═══ Material provided ═══

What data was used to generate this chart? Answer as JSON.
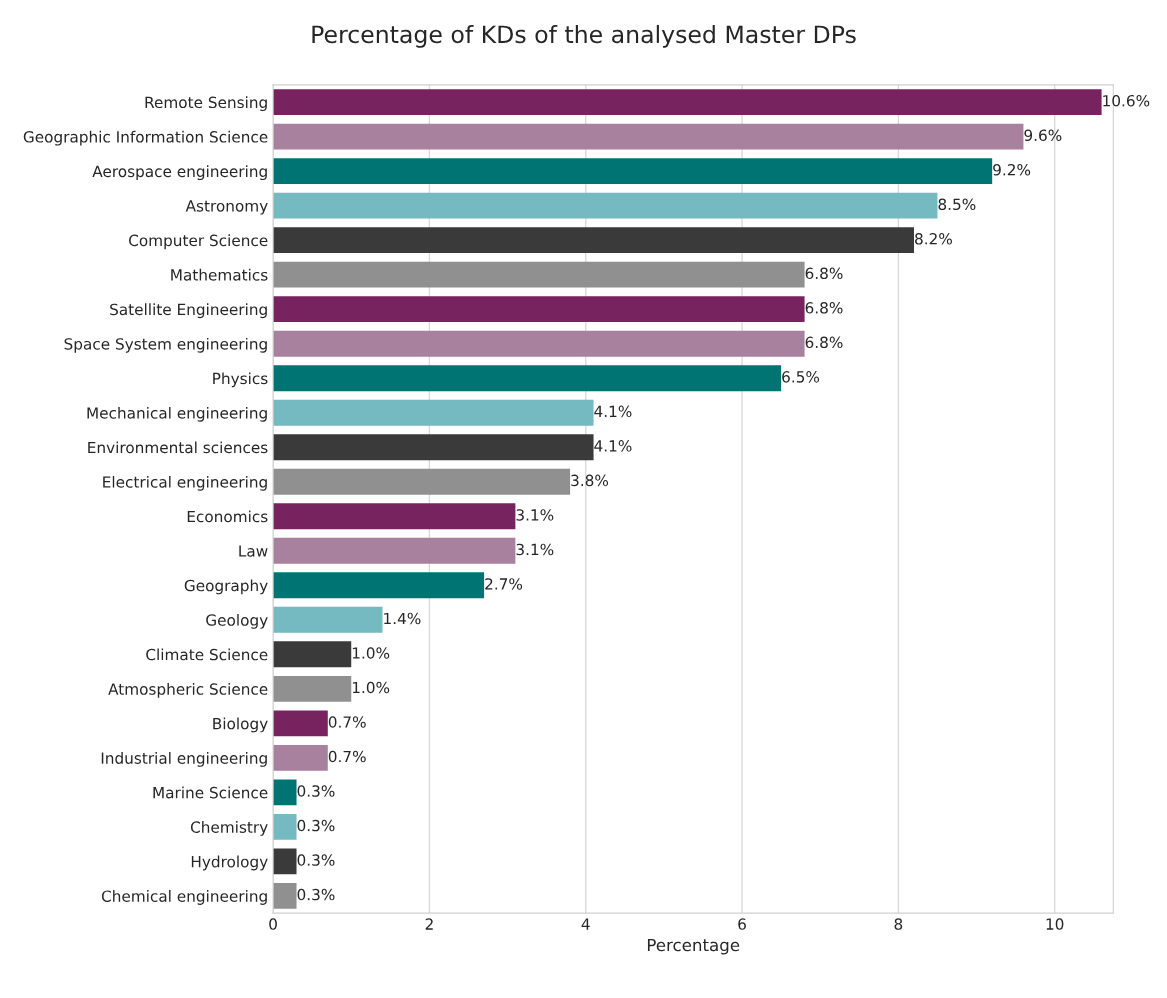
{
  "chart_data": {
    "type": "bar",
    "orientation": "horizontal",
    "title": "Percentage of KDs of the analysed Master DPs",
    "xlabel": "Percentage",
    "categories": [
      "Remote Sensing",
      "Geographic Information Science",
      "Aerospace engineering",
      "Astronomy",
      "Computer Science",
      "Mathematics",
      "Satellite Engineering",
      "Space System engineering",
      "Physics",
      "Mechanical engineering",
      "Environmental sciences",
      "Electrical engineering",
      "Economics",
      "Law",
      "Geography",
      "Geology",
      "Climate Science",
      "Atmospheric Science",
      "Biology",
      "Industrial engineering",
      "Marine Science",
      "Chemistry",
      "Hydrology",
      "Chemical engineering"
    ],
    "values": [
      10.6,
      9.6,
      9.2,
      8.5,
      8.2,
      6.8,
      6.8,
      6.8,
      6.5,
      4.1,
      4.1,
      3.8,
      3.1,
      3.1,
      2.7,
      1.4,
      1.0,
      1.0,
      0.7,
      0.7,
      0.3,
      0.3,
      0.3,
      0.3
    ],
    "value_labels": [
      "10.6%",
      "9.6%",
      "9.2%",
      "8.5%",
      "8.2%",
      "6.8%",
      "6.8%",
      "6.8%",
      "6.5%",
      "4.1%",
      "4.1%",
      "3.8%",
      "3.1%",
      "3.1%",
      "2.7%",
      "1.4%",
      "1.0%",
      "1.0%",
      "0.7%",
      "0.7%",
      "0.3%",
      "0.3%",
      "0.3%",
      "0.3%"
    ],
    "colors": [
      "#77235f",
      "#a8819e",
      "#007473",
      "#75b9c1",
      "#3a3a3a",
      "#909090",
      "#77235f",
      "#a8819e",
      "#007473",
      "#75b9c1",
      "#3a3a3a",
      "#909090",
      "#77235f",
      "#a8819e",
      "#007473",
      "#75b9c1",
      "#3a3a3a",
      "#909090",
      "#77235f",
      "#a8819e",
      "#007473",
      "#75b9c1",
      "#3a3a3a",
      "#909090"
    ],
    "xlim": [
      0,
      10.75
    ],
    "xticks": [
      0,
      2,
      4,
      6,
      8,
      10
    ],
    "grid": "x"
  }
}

═══
═══ Material provided ═══

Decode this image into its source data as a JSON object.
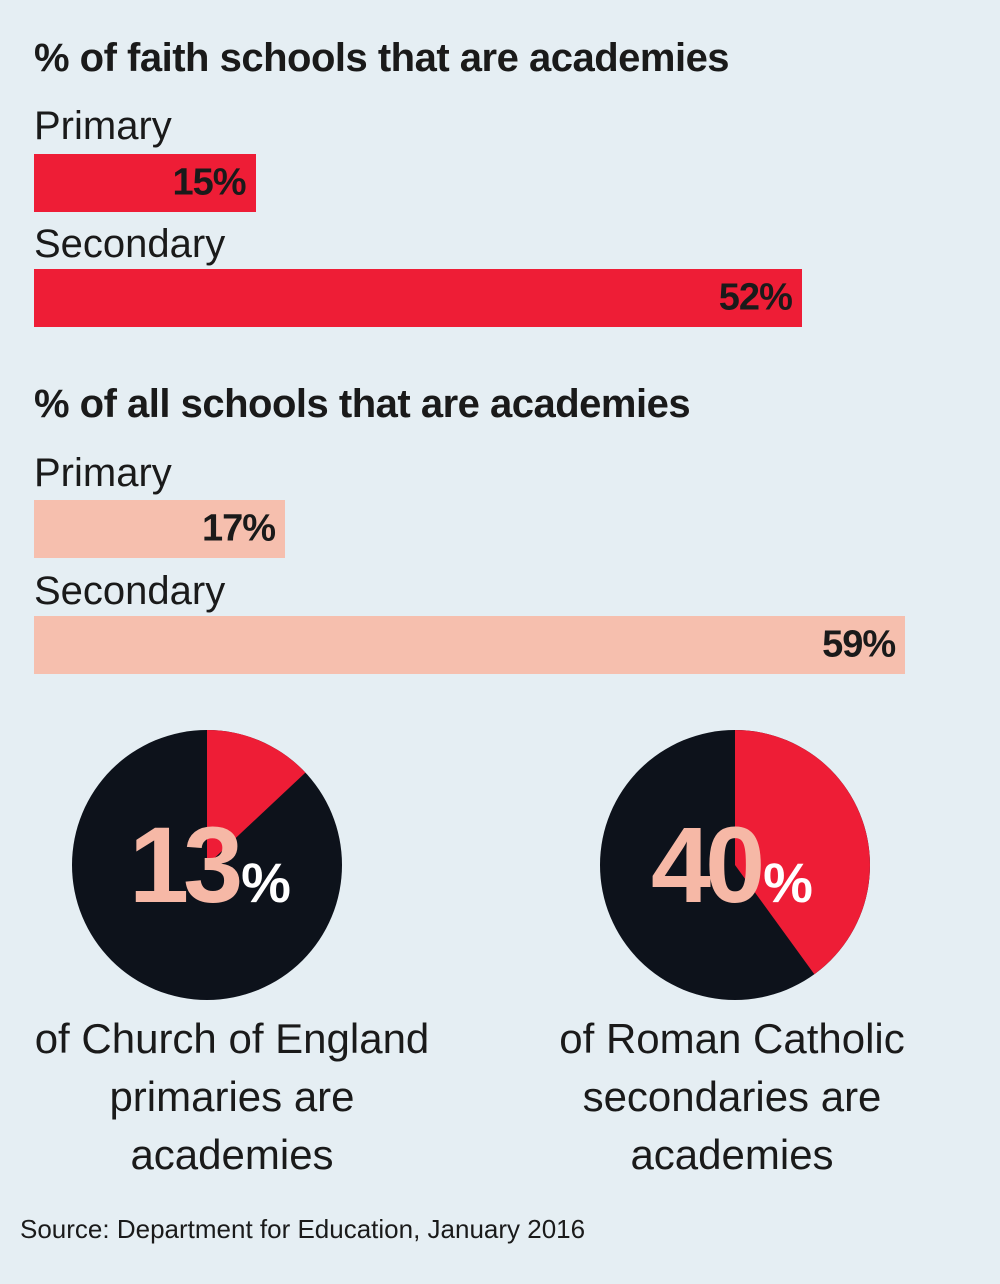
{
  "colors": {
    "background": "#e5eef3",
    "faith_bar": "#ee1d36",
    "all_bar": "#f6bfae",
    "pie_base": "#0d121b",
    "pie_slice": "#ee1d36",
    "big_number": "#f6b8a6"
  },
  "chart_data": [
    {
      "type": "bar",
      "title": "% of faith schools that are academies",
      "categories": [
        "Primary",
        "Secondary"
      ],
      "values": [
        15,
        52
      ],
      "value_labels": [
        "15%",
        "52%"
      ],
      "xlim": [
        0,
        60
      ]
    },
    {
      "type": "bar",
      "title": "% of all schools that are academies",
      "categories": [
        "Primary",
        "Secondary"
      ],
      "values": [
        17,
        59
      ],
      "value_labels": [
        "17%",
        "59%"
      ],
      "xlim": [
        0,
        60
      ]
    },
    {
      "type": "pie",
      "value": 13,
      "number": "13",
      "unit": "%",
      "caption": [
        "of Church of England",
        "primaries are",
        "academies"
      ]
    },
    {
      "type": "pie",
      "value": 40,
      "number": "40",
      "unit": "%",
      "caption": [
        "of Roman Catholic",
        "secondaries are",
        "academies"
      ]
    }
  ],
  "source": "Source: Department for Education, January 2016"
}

═══
═══ Material provided ═══

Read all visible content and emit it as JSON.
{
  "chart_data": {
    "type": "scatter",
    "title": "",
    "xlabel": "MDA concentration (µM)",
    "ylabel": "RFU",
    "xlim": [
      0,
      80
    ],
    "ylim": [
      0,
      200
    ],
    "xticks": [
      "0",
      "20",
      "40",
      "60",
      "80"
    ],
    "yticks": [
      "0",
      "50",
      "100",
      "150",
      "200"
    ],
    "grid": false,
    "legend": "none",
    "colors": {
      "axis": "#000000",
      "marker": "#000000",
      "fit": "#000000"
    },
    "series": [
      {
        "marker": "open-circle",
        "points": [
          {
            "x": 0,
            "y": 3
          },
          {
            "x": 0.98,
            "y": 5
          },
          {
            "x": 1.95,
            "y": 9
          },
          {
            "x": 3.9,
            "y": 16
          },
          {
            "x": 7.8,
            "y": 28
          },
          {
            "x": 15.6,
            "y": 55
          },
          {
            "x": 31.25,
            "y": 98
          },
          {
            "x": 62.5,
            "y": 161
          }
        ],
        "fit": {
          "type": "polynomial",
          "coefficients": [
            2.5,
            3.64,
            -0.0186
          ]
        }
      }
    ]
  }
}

═══

Aim.
Every line containing the string "source" must be listed.

The completed task.
Decode this image into its source data as a JSON object.
  "source": "Source: Department for Education, January 2016"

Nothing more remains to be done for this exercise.